GOAL –
Can you reproduce every one of the records below line for line, leaving out the pictures?

GIVEN INFORMATION –
--- start ---
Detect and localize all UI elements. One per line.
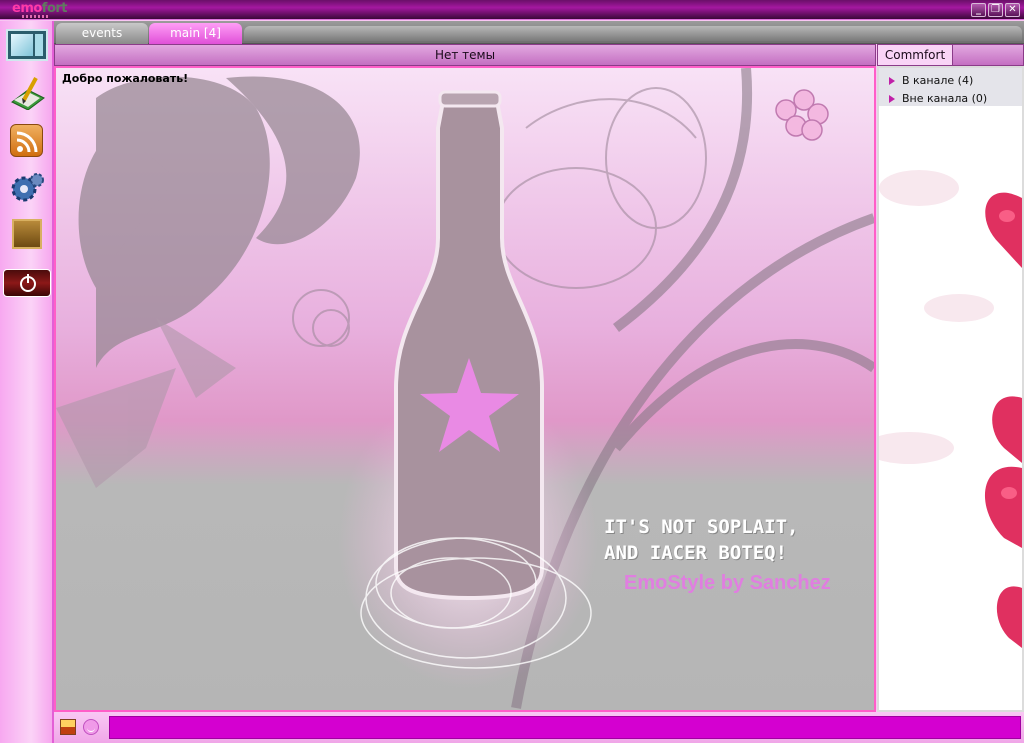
window-icon[interactable] [6, 29, 48, 61]
userlist-header: Commfort [877, 44, 1024, 66]
chat-background-image [56, 68, 874, 709]
chat-area[interactable]: Добро пожаловать! IT'S NOT SOPLAIT, AND … [54, 66, 876, 712]
title-bar: emofort _ ❐ ✕ [0, 0, 1024, 20]
restore-button[interactable]: ❐ [988, 3, 1003, 17]
smiley-icon[interactable] [83, 719, 99, 735]
tab-strip-filler [244, 26, 1022, 41]
channel-tabbar: events main [4] [54, 21, 1024, 44]
group-label: В канале (4) [902, 74, 974, 87]
folder-icon[interactable] [12, 219, 42, 249]
image-icon[interactable] [60, 719, 76, 735]
window-controls: _ ❐ ✕ [971, 3, 1020, 17]
tab-commfort[interactable]: Commfort [878, 45, 953, 65]
gear-icon[interactable] [8, 171, 46, 205]
channel-topic: Нет темы [54, 44, 876, 66]
background-credit: EmoStyle by Sanchez [624, 572, 831, 594]
rss-icon[interactable] [10, 124, 43, 157]
logo-dots [22, 15, 48, 18]
left-toolbar [0, 21, 54, 743]
expand-arrow-icon[interactable] [889, 94, 895, 103]
power-icon[interactable] [3, 269, 51, 297]
tab-events[interactable]: events [56, 23, 148, 44]
group-label: Вне канала (0) [902, 92, 988, 105]
app-logo: emofort [12, 1, 68, 16]
user-list-panel: В канале (4) Вне канала (0) [877, 66, 1024, 712]
message-bar [54, 712, 1024, 743]
quote-line-2: AND IACER BOTEQ! [604, 542, 788, 564]
group-out-of-channel[interactable]: Вне канала (0) [889, 92, 987, 105]
close-button[interactable]: ✕ [1005, 3, 1020, 17]
group-in-channel[interactable]: В канале (4) [889, 74, 973, 87]
userlist-background-image [879, 170, 1022, 648]
message-input[interactable] [109, 716, 1021, 739]
welcome-message: Добро пожаловать! [62, 72, 189, 85]
minimize-button[interactable]: _ [971, 3, 986, 17]
tab-main[interactable]: main [4] [149, 23, 242, 44]
pen-icon[interactable] [8, 76, 46, 111]
background-quote: IT'S NOT SOPLAIT, AND IACER BOTEQ! [604, 514, 798, 566]
quote-line-1: IT'S NOT SOPLAIT, [604, 516, 799, 538]
expand-arrow-icon[interactable] [889, 76, 895, 85]
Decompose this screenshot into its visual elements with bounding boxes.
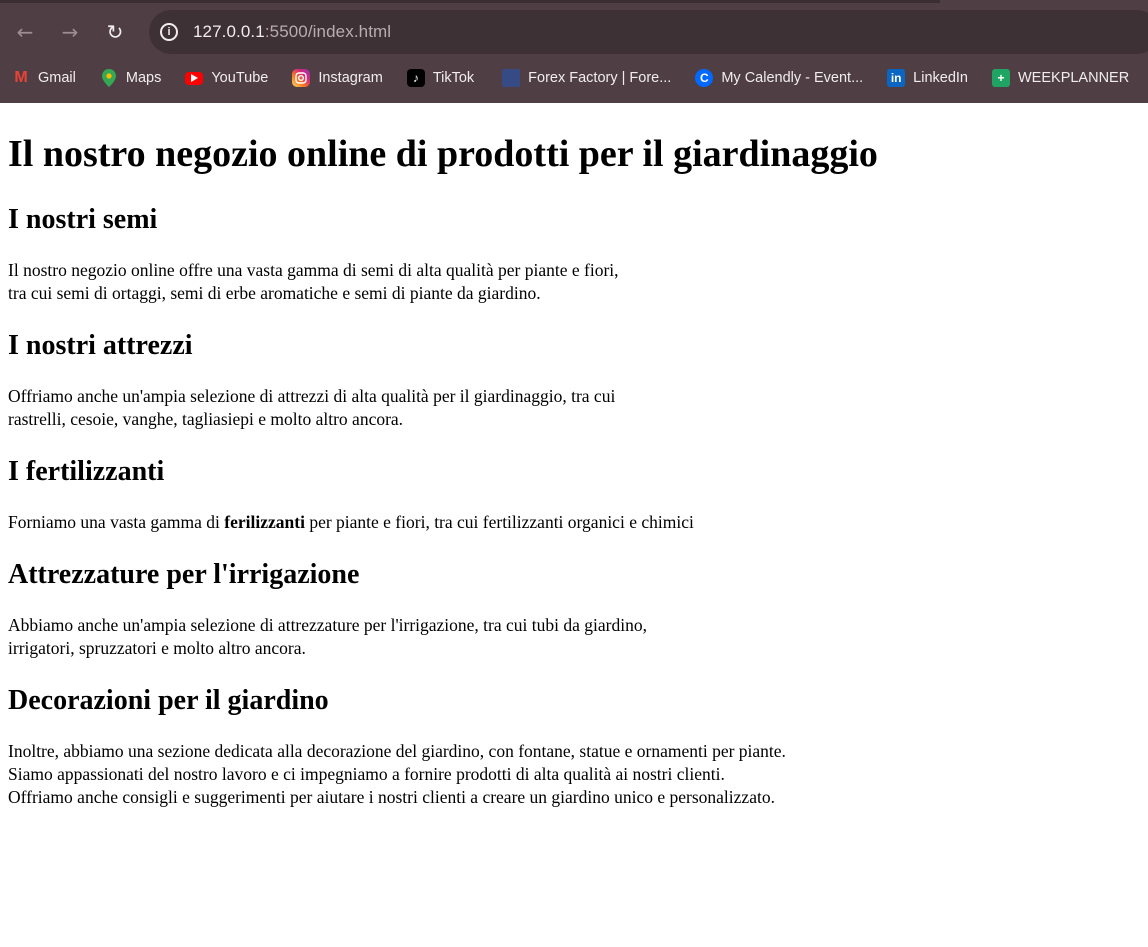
gmail-icon: M [14,69,28,86]
bookmark-label: Gmail [38,70,76,86]
text-line: Inoltre, abbiamo una sezione dedicata al… [8,741,786,761]
text-line: rastrelli, cesoie, vanghe, tagliasiepi e… [8,409,404,429]
url-path: :5500/index.html [264,22,392,41]
reload-button[interactable]: ↻ [101,18,129,46]
tiktok-icon: ♪ [406,69,425,87]
page-content: Il nostro negozio online di prodotti per… [0,131,1148,809]
text-line: Abbiamo anche un'ampia selezione di attr… [8,615,647,635]
bookmark-calendly[interactable]: C My Calendly - Event... [695,69,863,87]
text-line: Siamo appassionati del nostro lavoro e c… [8,764,725,784]
bookmarks-bar: M Gmail Maps YouTube Instagram ♪ TikTok [0,64,1141,92]
text-after-bold: per piante e fiori, tra cui fertilizzant… [309,512,694,532]
section-heading-decorazioni: Decorazioni per il giardino [8,685,329,716]
url-text[interactable]: 127.0.0.1:5500/index.html [193,22,391,42]
bookmark-label: LinkedIn [913,70,968,86]
back-button[interactable]: ← [11,18,39,46]
bookmark-label: Forex Factory | Fore... [528,70,672,86]
bold-term: ferilizzanti [224,512,305,532]
url-host: 127.0.0.1 [193,22,265,41]
section-heading-semi: I nostri semi [8,204,158,235]
bookmark-label: My Calendly - Event... [721,70,864,86]
bookmark-forex-factory[interactable]: Forex Factory | Fore... [502,69,671,87]
section-heading-irrigazione: Attrezzature per l'irrigazione [8,559,360,590]
bookmark-label: YouTube [211,70,269,86]
section-text-semi: Il nostro negozio online offre una vasta… [8,259,1140,305]
bookmark-label: WEEKPLANNER [1018,70,1130,86]
bookmark-label: Instagram [318,70,383,86]
page-title: Il nostro negozio online di prodotti per… [8,133,878,175]
bookmark-youtube[interactable]: YouTube [185,70,268,86]
section-text-irrigazione: Abbiamo anche un'ampia selezione di attr… [8,614,1140,660]
section-heading-fertilizzanti: I fertilizzanti [8,456,165,487]
weekplanner-icon: + [992,69,1010,87]
youtube-icon [185,71,204,85]
bookmark-instagram[interactable]: Instagram [292,69,383,87]
text-line: irrigatori, spruzzatori e molto altro an… [8,638,306,658]
site-info-icon[interactable]: i [160,23,178,41]
bookmark-label: Maps [125,70,162,86]
bookmark-weekplanner[interactable]: + WEEKPLANNER [992,69,1129,87]
text-before-bold: Forniamo una vasta gamma di [8,512,220,532]
browser-chrome: ← → ↻ i 127.0.0.1:5500/index.html M Gmai… [0,0,1148,103]
section-heading-attrezzi: I nostri attrezzi [8,330,193,361]
text-line: Offriamo anche consigli e suggerimenti p… [8,787,775,807]
bookmark-label: TikTok [432,70,475,86]
section-text-attrezzi: Offriamo anche un'ampia selezione di att… [8,385,1140,431]
section-text-decorazioni: Inoltre, abbiamo una sezione dedicata al… [8,740,1140,809]
forex-factory-icon [502,69,521,87]
maps-icon [100,69,118,87]
calendly-icon: C [695,69,714,87]
instagram-icon [292,69,311,87]
address-bar[interactable]: i 127.0.0.1:5500/index.html [149,10,1148,54]
text-line: Il nostro negozio online offre una vasta… [8,260,619,280]
text-line: Offriamo anche un'ampia selezione di att… [8,386,616,406]
bookmark-maps[interactable]: Maps [100,69,161,87]
section-text-fertilizzanti: Forniamo una vasta gamma di ferilizzanti… [8,511,1140,534]
text-line: tra cui semi di ortaggi, semi di erbe ar… [8,283,541,303]
browser-toolbar: ← → ↻ i 127.0.0.1:5500/index.html [0,10,1148,54]
tab-strip [0,0,940,3]
linkedin-icon: in [887,69,906,87]
bookmark-tiktok[interactable]: ♪ TikTok [406,69,475,87]
bookmark-linkedin[interactable]: in LinkedIn [887,69,968,87]
forward-button[interactable]: → [56,18,84,46]
bookmark-gmail[interactable]: M Gmail [12,69,76,87]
--- end ---
ANSWER TO THE EXERCISE –
Detect and localize all UI elements. One per line.
window-icon[interactable] [6, 29, 48, 61]
userlist-header: Commfort [877, 44, 1024, 66]
chat-background-image [56, 68, 874, 709]
chat-area[interactable]: Добро пожаловать! IT'S NOT SOPLAIT, AND … [54, 66, 876, 712]
title-bar: emofort _ ❐ ✕ [0, 0, 1024, 20]
restore-button[interactable]: ❐ [988, 3, 1003, 17]
smiley-icon[interactable] [83, 719, 99, 735]
tab-strip-filler [244, 26, 1022, 41]
channel-tabbar: events main [4] [54, 21, 1024, 44]
group-label: В канале (4) [902, 74, 974, 87]
folder-icon[interactable] [12, 219, 42, 249]
image-icon[interactable] [60, 719, 76, 735]
window-controls: _ ❐ ✕ [971, 3, 1020, 17]
tab-commfort[interactable]: Commfort [878, 45, 953, 65]
gear-icon[interactable] [8, 171, 46, 205]
channel-topic: Нет темы [54, 44, 876, 66]
background-credit: EmoStyle by Sanchez [624, 572, 831, 594]
rss-icon[interactable] [10, 124, 43, 157]
logo-dots [22, 15, 48, 18]
left-toolbar [0, 21, 54, 743]
expand-arrow-icon[interactable] [889, 94, 895, 103]
power-icon[interactable] [3, 269, 51, 297]
tab-events[interactable]: events [56, 23, 148, 44]
group-label: Вне канала (0) [902, 92, 988, 105]
app-logo: emofort [12, 1, 68, 16]
user-list-panel: В канале (4) Вне канала (0) [877, 66, 1024, 712]
message-bar [54, 712, 1024, 743]
quote-line-2: AND IACER BOTEQ! [604, 542, 788, 564]
group-out-of-channel[interactable]: Вне канала (0) [889, 92, 987, 105]
close-button[interactable]: ✕ [1005, 3, 1020, 17]
group-in-channel[interactable]: В канале (4) [889, 74, 973, 87]
userlist-background-image [879, 170, 1022, 648]
message-input[interactable] [109, 716, 1021, 739]
welcome-message: Добро пожаловать! [62, 72, 189, 85]
minimize-button[interactable]: _ [971, 3, 986, 17]
tab-main[interactable]: main [4] [149, 23, 242, 44]
pen-icon[interactable] [8, 76, 46, 111]
background-quote: IT'S NOT SOPLAIT, AND IACER BOTEQ! [604, 514, 798, 566]
quote-line-1: IT'S NOT SOPLAIT, [604, 516, 799, 538]
expand-arrow-icon[interactable] [889, 76, 895, 85]
Decompose this screenshot into its visual elements with bounding boxes.
gmail-icon: M [14,69,28,86]
bookmark-label: Gmail [38,70,76,86]
text-line: Inoltre, abbiamo una sezione dedicata al… [8,741,786,761]
text-line: rastrelli, cesoie, vanghe, tagliasiepi e… [8,409,404,429]
url-path: :5500/index.html [264,22,392,41]
reload-button[interactable]: ↻ [101,18,129,46]
tiktok-icon: ♪ [406,69,425,87]
page-content: Il nostro negozio online di prodotti per… [0,131,1148,809]
text-line: Abbiamo anche un'ampia selezione di attr… [8,615,647,635]
bookmark-calendly[interactable]: C My Calendly - Event... [695,69,863,87]
text-line: Siamo appassionati del nostro lavoro e c… [8,764,725,784]
bookmarks-bar: M Gmail Maps YouTube Instagram ♪ TikTok [0,64,1141,92]
text-after-bold: per piante e fiori, tra cui fertilizzant… [309,512,694,532]
section-heading-decorazioni: Decorazioni per il giardino [8,685,329,716]
url-text[interactable]: 127.0.0.1:5500/index.html [193,22,391,42]
bookmark-label: LinkedIn [913,70,968,86]
back-button[interactable]: ← [11,18,39,46]
bookmark-label: Forex Factory | Fore... [528,70,672,86]
bold-term: ferilizzanti [224,512,305,532]
url-host: 127.0.0.1 [193,22,265,41]
section-heading-semi: I nostri semi [8,204,158,235]
bookmark-label: My Calendly - Event... [721,70,864,86]
bookmark-forex-factory[interactable]: Forex Factory | Fore... [502,69,671,87]
section-heading-irrigazione: Attrezzature per l'irrigazione [8,559,360,590]
bookmark-label: YouTube [211,70,269,86]
section-text-semi: Il nostro negozio online offre una vasta… [8,259,1140,305]
bookmark-label: WEEKPLANNER [1018,70,1130,86]
bookmark-label: Instagram [318,70,383,86]
page-title: Il nostro negozio online di prodotti per… [8,133,878,175]
bookmark-youtube[interactable]: YouTube [185,70,268,86]
section-text-irrigazione: Abbiamo anche un'ampia selezione di attr… [8,614,1140,660]
section-heading-fertilizzanti: I fertilizzanti [8,456,165,487]
weekplanner-icon: + [992,69,1010,87]
youtube-icon [185,71,204,85]
bookmark-instagram[interactable]: Instagram [292,69,383,87]
text-line: irrigatori, spruzzatori e molto altro an… [8,638,306,658]
site-info-icon[interactable]: i [160,23,178,41]
bookmark-label: Maps [125,70,162,86]
bookmark-weekplanner[interactable]: + WEEKPLANNER [992,69,1129,87]
text-before-bold: Forniamo una vasta gamma di [8,512,220,532]
browser-chrome: ← → ↻ i 127.0.0.1:5500/index.html M Gmai… [0,0,1148,103]
section-heading-attrezzi: I nostri attrezzi [8,330,193,361]
text-line: Offriamo anche consigli e suggerimenti p… [8,787,775,807]
bookmark-label: TikTok [432,70,475,86]
section-text-attrezzi: Offriamo anche un'ampia selezione di att… [8,385,1140,431]
section-text-decorazioni: Inoltre, abbiamo una sezione dedicata al… [8,740,1140,809]
forex-factory-icon [502,69,521,87]
maps-icon [100,69,118,87]
calendly-icon: C [695,69,714,87]
instagram-icon [292,69,311,87]
address-bar[interactable]: i 127.0.0.1:5500/index.html [149,10,1148,54]
text-line: Il nostro negozio online offre una vasta… [8,260,619,280]
text-line: Offriamo anche un'ampia selezione di att… [8,386,616,406]
bookmark-maps[interactable]: Maps [100,69,161,87]
section-text-fertilizzanti: Forniamo una vasta gamma di ferilizzanti… [8,511,1140,534]
text-line: tra cui semi di ortaggi, semi di erbe ar… [8,283,541,303]
browser-toolbar: ← → ↻ i 127.0.0.1:5500/index.html [0,10,1148,54]
tab-strip [0,0,940,3]
linkedin-icon: in [887,69,906,87]
bookmark-tiktok[interactable]: ♪ TikTok [406,69,475,87]
bookmark-linkedin[interactable]: in LinkedIn [887,69,968,87]
forward-button[interactable]: → [56,18,84,46]
bookmark-gmail[interactable]: M Gmail [12,69,76,87]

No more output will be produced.